Stored items:
# # # # # # #

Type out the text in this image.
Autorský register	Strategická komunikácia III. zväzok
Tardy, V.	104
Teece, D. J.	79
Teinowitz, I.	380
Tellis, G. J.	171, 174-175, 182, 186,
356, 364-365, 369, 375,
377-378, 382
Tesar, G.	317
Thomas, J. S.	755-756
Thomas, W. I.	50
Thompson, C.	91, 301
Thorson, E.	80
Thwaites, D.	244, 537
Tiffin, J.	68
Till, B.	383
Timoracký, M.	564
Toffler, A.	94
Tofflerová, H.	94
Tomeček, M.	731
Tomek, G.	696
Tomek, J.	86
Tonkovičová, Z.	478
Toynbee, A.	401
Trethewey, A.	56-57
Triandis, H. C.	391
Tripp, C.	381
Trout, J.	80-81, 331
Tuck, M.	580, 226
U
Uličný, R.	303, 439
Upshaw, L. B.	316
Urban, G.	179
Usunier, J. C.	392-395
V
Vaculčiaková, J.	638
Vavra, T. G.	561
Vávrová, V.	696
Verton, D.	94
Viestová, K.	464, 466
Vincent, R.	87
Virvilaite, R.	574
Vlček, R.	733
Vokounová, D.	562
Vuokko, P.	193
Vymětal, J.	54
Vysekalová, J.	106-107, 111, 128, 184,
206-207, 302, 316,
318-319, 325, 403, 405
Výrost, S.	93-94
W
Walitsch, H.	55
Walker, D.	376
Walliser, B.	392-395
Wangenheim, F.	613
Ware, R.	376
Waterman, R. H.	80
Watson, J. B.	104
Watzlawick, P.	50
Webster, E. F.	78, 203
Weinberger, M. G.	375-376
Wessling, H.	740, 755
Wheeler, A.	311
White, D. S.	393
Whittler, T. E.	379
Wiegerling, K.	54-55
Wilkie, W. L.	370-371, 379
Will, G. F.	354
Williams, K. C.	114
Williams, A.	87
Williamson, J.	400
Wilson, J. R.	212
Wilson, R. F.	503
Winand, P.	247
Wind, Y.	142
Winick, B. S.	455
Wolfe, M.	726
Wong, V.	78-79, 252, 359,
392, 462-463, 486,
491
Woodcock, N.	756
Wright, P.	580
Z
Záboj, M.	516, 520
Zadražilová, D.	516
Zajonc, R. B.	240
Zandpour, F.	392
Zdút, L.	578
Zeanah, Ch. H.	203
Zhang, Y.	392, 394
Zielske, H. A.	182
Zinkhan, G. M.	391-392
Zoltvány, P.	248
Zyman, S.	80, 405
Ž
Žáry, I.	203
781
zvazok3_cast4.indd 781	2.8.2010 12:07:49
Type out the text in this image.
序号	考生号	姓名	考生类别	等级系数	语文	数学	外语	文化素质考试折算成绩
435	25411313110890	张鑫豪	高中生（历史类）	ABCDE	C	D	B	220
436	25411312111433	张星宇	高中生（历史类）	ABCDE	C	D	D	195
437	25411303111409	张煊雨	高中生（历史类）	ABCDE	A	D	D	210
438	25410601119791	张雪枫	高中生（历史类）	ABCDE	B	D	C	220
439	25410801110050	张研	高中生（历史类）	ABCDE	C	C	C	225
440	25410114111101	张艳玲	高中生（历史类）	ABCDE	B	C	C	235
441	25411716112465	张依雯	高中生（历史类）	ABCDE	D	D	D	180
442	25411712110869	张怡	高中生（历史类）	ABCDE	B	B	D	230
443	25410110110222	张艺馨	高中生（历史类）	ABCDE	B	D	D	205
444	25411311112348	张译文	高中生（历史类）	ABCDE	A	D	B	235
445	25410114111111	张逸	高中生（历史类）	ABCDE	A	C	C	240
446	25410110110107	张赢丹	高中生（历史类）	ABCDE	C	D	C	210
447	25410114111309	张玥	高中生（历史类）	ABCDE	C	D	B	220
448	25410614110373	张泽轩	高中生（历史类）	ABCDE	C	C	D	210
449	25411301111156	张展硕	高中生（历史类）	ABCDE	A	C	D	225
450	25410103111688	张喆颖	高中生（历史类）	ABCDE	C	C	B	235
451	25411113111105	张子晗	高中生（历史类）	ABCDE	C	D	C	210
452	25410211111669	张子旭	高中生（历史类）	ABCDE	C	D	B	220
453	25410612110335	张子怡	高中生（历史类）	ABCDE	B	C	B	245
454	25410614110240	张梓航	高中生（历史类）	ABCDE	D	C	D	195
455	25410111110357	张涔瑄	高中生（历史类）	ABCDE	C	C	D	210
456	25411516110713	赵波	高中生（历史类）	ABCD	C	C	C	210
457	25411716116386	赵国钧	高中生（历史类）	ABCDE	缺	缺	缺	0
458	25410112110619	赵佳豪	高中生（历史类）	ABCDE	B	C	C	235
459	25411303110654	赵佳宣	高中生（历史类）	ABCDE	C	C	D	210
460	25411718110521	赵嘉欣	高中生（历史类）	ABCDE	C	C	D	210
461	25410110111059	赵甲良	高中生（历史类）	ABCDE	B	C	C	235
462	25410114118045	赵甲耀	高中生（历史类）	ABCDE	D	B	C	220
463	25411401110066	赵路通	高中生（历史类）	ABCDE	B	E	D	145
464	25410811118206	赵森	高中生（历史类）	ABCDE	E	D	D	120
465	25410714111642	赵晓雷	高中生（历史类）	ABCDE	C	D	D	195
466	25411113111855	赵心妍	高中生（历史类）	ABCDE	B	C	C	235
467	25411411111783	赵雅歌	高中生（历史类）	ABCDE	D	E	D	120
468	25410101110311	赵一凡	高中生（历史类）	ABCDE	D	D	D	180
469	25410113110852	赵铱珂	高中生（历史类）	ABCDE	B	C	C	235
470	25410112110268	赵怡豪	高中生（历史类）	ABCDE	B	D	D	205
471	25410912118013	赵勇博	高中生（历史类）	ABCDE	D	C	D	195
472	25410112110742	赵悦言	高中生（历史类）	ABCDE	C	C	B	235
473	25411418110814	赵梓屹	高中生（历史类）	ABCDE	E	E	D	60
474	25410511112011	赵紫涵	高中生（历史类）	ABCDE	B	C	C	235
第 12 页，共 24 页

# # # # # # #

Please reproduce each line exactly as written.

Type out the text in this image.
Autorský register	Strategická komunikácia III. zväzok
Tardy, V.	104
Teece, D. J.	79
Teinowitz, I.	380
Tellis, G. J.	171, 174-175, 182, 186,
356, 364-365, 369, 375,
377-378, 382
Tesar, G.	317
Thomas, J. S.	755-756
Thomas, W. I.	50
Thompson, C.	91, 301
Thorson, E.	80
Thwaites, D.	244, 537
Tiffin, J.	68
Till, B.	383
Timoracký, M.	564
Toffler, A.	94
Tofflerová, H.	94
Tomeček, M.	731
Tomek, G.	696
Tomek, J.	86
Tonkovičová, Z.	478
Toynbee, A.	401
Trethewey, A.	56-57
Triandis, H. C.	391
Tripp, C.	381
Trout, J.	80-81, 331
Tuck, M.	580, 226
U
Uličný, R.	303, 439
Upshaw, L. B.	316
Urban, G.	179
Usunier, J. C.	392-395
V
Vaculčiaková, J.	638
Vavra, T. G.	561
Vávrová, V.	696
Verton, D.	94
Viestová, K.	464, 466
Vincent, R.	87
Virvilaite, R.	574
Vlček, R.	733
Vokounová, D.	562
Vuokko, P.	193
Vymětal, J.	54
Vysekalová, J.	106-107, 111, 128, 184,
206-207, 302, 316,
318-319, 325, 403, 405
Výrost, S.	93-94
W
Walitsch, H.	55
Walker, D.	376
Walliser, B.	392-395
Wangenheim, F.	613
Ware, R.	376
Waterman, R. H.	80
Watson, J. B.	104
Watzlawick, P.	50
Webster, E. F.	78, 203
Weinberger, M. G.	375-376
Wessling, H.	740, 755
Wheeler, A.	311
White, D. S.	393
Whittler, T. E.	379
Wiegerling, K.	54-55
Wilkie, W. L.	370-371, 379
Will, G. F.	354
Williams, K. C.	114
Williams, A.	87
Williamson, J.	400
Wilson, J. R.	212
Wilson, R. F.	503
Winand, P.	247
Wind, Y.	142
Winick, B. S.	455
Wolfe, M.	726
Wong, V.	78-79, 252, 359,
392, 462-463, 486,
491
Woodcock, N.	756
Wright, P.	580
Z
Záboj, M.	516, 520
Zadražilová, D.	516
Zajonc, R. B.	240
Zandpour, F.	392
Zdút, L.	578
Zeanah, Ch. H.	203
Zhang, Y.	392, 394
Zielske, H. A.	182
Zinkhan, G. M.	391-392
Zoltvány, P.	248
Zyman, S.	80, 405
Ž
Žáry, I.	203
781
zvazok3_cast4.indd 781	2.8.2010 12:07:49
Type out the text in this image.
序号	考生号	姓名	考生类别	等级系数	语文	数学	外语	文化素质考试折算成绩
435	25411313110890	张鑫豪	高中生（历史类）	ABCDE	C	D	B	220
436	25411312111433	张星宇	高中生（历史类）	ABCDE	C	D	D	195
437	25411303111409	张煊雨	高中生（历史类）	ABCDE	A	D	D	210
438	25410601119791	张雪枫	高中生（历史类）	ABCDE	B	D	C	220
439	25410801110050	张研	高中生（历史类）	ABCDE	C	C	C	225
440	25410114111101	张艳玲	高中生（历史类）	ABCDE	B	C	C	235
441	25411716112465	张依雯	高中生（历史类）	ABCDE	D	D	D	180
442	25411712110869	张怡	高中生（历史类）	ABCDE	B	B	D	230
443	25410110110222	张艺馨	高中生（历史类）	ABCDE	B	D	D	205
444	25411311112348	张译文	高中生（历史类）	ABCDE	A	D	B	235
445	25410114111111	张逸	高中生（历史类）	ABCDE	A	C	C	240
446	25410110110107	张赢丹	高中生（历史类）	ABCDE	C	D	C	210
447	25410114111309	张玥	高中生（历史类）	ABCDE	C	D	B	220
448	25410614110373	张泽轩	高中生（历史类）	ABCDE	C	C	D	210
449	25411301111156	张展硕	高中生（历史类）	ABCDE	A	C	D	225
450	25410103111688	张喆颖	高中生（历史类）	ABCDE	C	C	B	235
451	25411113111105	张子晗	高中生（历史类）	ABCDE	C	D	C	210
452	25410211111669	张子旭	高中生（历史类）	ABCDE	C	D	B	220
453	25410612110335	张子怡	高中生（历史类）	ABCDE	B	C	B	245
454	25410614110240	张梓航	高中生（历史类）	ABCDE	D	C	D	195
455	25410111110357	张涔瑄	高中生（历史类）	ABCDE	C	C	D	210
456	25411516110713	赵波	高中生（历史类）	ABCD	C	C	C	210
457	25411716116386	赵国钧	高中生（历史类）	ABCDE	缺	缺	缺	0
458	25410112110619	赵佳豪	高中生（历史类）	ABCDE	B	C	C	235
459	25411303110654	赵佳宣	高中生（历史类）	ABCDE	C	C	D	210
460	25411718110521	赵嘉欣	高中生（历史类）	ABCDE	C	C	D	210
461	25410110111059	赵甲良	高中生（历史类）	ABCDE	B	C	C	235
462	25410114118045	赵甲耀	高中生（历史类）	ABCDE	D	B	C	220
463	25411401110066	赵路通	高中生（历史类）	ABCDE	B	E	D	145
464	25410811118206	赵森	高中生（历史类）	ABCDE	E	D	D	120
465	25410714111642	赵晓雷	高中生（历史类）	ABCDE	C	D	D	195
466	25411113111855	赵心妍	高中生（历史类）	ABCDE	B	C	C	235
467	25411411111783	赵雅歌	高中生（历史类）	ABCDE	D	E	D	120
468	25410101110311	赵一凡	高中生（历史类）	ABCDE	D	D	D	180
469	25410113110852	赵铱珂	高中生（历史类）	ABCDE	B	C	C	235
470	25410112110268	赵怡豪	高中生（历史类）	ABCDE	B	D	D	205
471	25410912118013	赵勇博	高中生（历史类）	ABCDE	D	C	D	195
472	25410112110742	赵悦言	高中生（历史类）	ABCDE	C	C	B	235
473	25411418110814	赵梓屹	高中生（历史类）	ABCDE	E	E	D	60
474	25410511112011	赵紫涵	高中生（历史类）	ABCDE	B	C	C	235
第 12 页，共 24 页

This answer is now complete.